== TASK DATA

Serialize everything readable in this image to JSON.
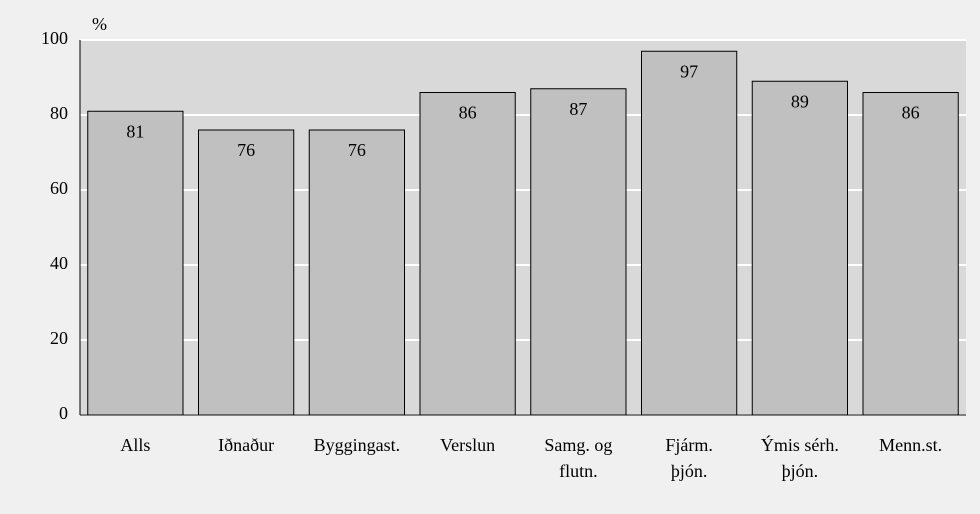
{
  "chart_data": {
    "type": "bar",
    "unit_label": "%",
    "categories": [
      "Alls",
      "Iðnaður",
      "Byggingast.",
      "Verslun",
      "Samg. og\nflutn.",
      "Fjárm.\nþjón.",
      "Ýmis sérh.\nþjón.",
      "Menn.st."
    ],
    "values": [
      81,
      76,
      76,
      86,
      87,
      97,
      89,
      86
    ],
    "color": "#c0c0c0",
    "ylim": [
      0,
      100
    ],
    "yticks": [
      0,
      20,
      40,
      60,
      80,
      100
    ],
    "grid": true
  }
}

====

THE EXERCISE:
Transcribe every entry word for word, but skip the pictures.

REPLY:
Serialize everything readable in this image to JSON.
{
  "chart_data": {
    "type": "bar",
    "unit_label": "%",
    "categories": [
      "Alls",
      "Iðnaður",
      "Byggingast.",
      "Verslun",
      "Samg. og\nflutn.",
      "Fjárm.\nþjón.",
      "Ýmis sérh.\nþjón.",
      "Menn.st."
    ],
    "values": [
      81,
      76,
      76,
      86,
      87,
      97,
      89,
      86
    ],
    "color": "#c0c0c0",
    "ylim": [
      0,
      100
    ],
    "yticks": [
      0,
      20,
      40,
      60,
      80,
      100
    ],
    "grid": true
  }
}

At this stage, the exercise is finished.